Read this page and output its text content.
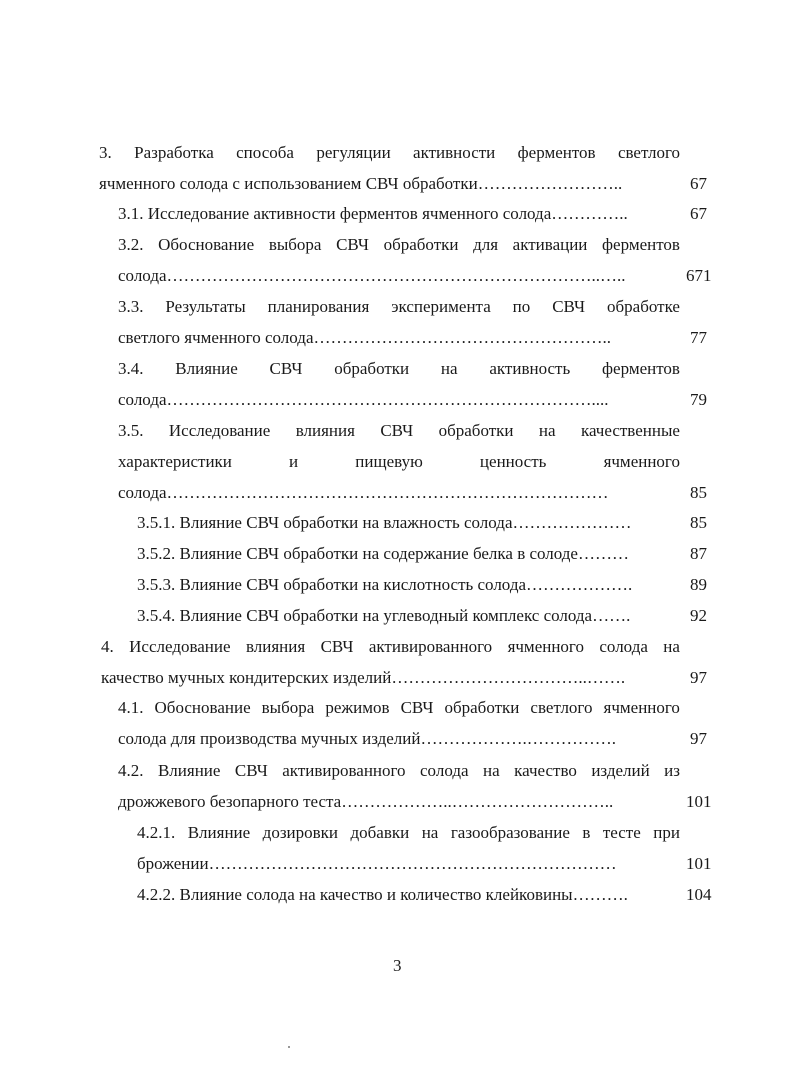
3. Разработка способа регуляции активности ферментов светлого
ячменного солода с использованием СВЧ обработки……………………..	67
3.1. Исследование активности ферментов ячменного солода…………..	67
3.2. Обоснование выбора СВЧ обработки для активации ферментов
солода…………………………………………………………………..…..	671
3.3. Результаты планирования эксперимента по СВЧ обработке
светлого ячменного солода……………………………………………..	77
3.4. Влияние СВЧ обработки на активность ферментов
солода…………………………………………………………………....	79
3.5. Исследование влияния СВЧ обработки на качественные
характеристики	и	пищевую	ценность	ячменного
солода……………………………………………………………………	85
3.5.1. Влияние СВЧ обработки на влажность солода…………………	85
3.5.2. Влияние СВЧ обработки на содержание белка в солоде………	87
3.5.3. Влияние СВЧ обработки на кислотность солода……………….	89
3.5.4. Влияние СВЧ обработки на углеводный комплекс солода…….	92
4. Исследование влияния СВЧ активированного ячменного солода на
качество мучных кондитерских изделий……………………………..…….	97
4.1. Обоснование выбора режимов СВЧ обработки светлого ячменного
солода для производства мучных изделий……………….…………….	97
4.2. Влияние СВЧ активированного солода на качество изделий из
дрожжевого безопарного теста………………..………………………..	101
4.2.1. Влияние дозировки добавки на газообразование в тесте при
брожении………………………………………………………………	101
4.2.2. Влияние солода на качество и количество клейковины……….	104
3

═══

* To be done *
Repeat all of the entries word for word, but omit the pictures.

* Answer to the task *
Read this page and output its text content.
3. Разработка способа регуляции активности ферментов светлого
ячменного солода с использованием СВЧ обработки……………………..	67
3.1. Исследование активности ферментов ячменного солода…………..	67
3.2. Обоснование выбора СВЧ обработки для активации ферментов
солода…………………………………………………………………..…..	671
3.3. Результаты планирования эксперимента по СВЧ обработке
светлого ячменного солода……………………………………………..	77
3.4. Влияние СВЧ обработки на активность ферментов
солода…………………………………………………………………....	79
3.5. Исследование влияния СВЧ обработки на качественные
характеристики	и	пищевую	ценность	ячменного
солода……………………………………………………………………	85
3.5.1. Влияние СВЧ обработки на влажность солода…………………	85
3.5.2. Влияние СВЧ обработки на содержание белка в солоде………	87
3.5.3. Влияние СВЧ обработки на кислотность солода……………….	89
3.5.4. Влияние СВЧ обработки на углеводный комплекс солода…….	92
4. Исследование влияния СВЧ активированного ячменного солода на
качество мучных кондитерских изделий……………………………..…….	97
4.1. Обоснование выбора режимов СВЧ обработки светлого ячменного
солода для производства мучных изделий……………….…………….	97
4.2. Влияние СВЧ активированного солода на качество изделий из
дрожжевого безопарного теста………………..………………………..	101
4.2.1. Влияние дозировки добавки на газообразование в тесте при
брожении………………………………………………………………	101
4.2.2. Влияние солода на качество и количество клейковины……….	104
3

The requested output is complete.